■ **Raw records**:
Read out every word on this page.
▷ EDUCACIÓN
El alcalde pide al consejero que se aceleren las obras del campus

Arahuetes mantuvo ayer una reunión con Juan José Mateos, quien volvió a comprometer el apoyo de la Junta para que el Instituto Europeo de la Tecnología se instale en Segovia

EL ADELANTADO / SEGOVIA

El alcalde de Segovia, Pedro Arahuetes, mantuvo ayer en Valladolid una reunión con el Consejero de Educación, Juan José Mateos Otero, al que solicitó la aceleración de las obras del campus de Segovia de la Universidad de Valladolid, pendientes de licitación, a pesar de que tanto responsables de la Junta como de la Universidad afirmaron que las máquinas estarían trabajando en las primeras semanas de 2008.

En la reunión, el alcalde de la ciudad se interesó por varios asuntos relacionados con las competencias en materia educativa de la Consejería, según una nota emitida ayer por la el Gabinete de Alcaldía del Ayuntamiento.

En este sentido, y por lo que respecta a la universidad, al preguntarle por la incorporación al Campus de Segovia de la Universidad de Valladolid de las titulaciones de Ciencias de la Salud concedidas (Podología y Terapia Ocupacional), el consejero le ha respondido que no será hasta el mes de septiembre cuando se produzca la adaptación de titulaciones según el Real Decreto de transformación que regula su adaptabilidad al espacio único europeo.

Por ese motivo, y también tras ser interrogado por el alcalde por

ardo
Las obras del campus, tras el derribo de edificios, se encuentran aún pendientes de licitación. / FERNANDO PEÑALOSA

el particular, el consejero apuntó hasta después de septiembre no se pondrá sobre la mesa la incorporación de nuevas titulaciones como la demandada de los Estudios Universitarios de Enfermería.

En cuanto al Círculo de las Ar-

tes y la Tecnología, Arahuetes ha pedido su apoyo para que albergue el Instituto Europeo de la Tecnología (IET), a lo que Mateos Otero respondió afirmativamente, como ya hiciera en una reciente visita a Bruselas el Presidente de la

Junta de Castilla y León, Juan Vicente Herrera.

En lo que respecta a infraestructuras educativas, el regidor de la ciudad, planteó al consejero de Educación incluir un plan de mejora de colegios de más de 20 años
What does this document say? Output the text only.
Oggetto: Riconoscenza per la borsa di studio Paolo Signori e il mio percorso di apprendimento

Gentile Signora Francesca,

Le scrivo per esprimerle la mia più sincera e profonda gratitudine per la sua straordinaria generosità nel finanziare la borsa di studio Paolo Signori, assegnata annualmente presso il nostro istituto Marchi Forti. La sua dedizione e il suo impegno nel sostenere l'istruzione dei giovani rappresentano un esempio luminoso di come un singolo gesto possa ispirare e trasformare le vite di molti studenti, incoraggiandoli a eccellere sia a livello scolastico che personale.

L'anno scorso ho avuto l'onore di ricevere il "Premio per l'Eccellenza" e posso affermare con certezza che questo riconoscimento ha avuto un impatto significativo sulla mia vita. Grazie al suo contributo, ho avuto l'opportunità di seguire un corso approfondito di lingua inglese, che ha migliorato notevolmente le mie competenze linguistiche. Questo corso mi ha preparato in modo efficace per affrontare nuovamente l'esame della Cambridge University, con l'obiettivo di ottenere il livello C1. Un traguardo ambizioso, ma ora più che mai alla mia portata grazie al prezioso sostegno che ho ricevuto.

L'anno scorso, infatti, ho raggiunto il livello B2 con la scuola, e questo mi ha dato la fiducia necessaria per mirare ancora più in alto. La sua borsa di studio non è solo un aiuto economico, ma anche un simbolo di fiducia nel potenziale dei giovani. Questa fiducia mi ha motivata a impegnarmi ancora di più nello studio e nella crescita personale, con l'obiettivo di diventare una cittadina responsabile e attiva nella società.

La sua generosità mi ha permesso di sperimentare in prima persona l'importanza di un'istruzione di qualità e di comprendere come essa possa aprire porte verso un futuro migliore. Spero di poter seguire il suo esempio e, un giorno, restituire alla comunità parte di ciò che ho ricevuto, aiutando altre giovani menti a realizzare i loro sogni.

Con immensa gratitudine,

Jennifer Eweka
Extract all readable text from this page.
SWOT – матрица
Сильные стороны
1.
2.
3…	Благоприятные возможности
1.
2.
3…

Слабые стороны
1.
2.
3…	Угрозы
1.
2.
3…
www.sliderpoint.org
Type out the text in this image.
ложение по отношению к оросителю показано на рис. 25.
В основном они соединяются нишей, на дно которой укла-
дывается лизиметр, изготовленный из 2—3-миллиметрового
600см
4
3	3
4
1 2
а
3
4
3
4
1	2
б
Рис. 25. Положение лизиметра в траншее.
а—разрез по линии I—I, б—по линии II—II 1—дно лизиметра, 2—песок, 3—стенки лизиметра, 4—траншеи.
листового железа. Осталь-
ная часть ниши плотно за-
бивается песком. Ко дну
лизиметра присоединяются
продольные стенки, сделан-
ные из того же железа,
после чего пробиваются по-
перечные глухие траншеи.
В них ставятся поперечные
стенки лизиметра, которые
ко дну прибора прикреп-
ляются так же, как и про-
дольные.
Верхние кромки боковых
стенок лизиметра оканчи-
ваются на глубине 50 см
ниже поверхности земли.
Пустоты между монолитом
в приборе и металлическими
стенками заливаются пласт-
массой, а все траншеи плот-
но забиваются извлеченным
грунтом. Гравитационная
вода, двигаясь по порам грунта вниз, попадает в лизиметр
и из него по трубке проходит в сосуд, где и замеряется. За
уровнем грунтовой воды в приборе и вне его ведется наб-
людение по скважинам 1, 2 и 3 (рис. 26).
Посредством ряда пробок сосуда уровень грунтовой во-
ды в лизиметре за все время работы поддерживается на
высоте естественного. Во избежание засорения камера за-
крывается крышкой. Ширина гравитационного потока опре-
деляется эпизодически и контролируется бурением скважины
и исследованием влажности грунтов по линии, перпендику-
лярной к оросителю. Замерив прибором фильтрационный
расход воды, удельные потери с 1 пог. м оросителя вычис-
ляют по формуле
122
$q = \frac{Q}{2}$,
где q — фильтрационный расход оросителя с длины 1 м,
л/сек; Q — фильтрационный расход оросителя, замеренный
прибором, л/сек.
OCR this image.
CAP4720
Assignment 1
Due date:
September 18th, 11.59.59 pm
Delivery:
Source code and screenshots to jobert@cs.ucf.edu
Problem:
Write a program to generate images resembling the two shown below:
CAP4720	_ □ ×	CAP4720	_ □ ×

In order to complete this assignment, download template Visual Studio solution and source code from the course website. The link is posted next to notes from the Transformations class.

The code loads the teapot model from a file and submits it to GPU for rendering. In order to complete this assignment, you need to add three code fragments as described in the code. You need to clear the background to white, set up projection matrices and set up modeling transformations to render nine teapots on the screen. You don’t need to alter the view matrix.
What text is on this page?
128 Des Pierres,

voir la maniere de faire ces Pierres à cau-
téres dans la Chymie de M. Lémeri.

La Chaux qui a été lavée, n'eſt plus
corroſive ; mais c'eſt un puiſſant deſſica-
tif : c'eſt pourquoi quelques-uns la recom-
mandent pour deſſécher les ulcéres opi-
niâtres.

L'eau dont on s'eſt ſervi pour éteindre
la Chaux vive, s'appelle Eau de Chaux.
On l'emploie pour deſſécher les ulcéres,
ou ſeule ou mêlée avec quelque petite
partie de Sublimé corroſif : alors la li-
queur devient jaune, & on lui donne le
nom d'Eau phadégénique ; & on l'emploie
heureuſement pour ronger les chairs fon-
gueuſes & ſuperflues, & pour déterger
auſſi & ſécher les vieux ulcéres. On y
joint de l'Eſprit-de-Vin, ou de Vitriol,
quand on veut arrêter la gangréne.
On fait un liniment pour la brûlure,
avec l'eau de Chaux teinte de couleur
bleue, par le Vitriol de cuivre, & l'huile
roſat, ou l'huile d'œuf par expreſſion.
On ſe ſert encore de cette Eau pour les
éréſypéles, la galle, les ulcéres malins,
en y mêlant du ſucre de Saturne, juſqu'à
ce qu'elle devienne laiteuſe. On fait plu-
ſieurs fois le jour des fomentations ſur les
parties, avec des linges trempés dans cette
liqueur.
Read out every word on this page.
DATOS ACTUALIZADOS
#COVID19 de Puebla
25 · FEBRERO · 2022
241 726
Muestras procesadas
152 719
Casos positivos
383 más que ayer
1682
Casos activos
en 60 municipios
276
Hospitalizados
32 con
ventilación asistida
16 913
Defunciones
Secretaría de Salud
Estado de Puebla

■ **What is being asked**: Copy out every line of the material above that mentions the word "text".

■ **Output of the task**:
What does this document say? Output the text only.
Extract all readable text from this page.
Type out the text in this image.
What text is on this page?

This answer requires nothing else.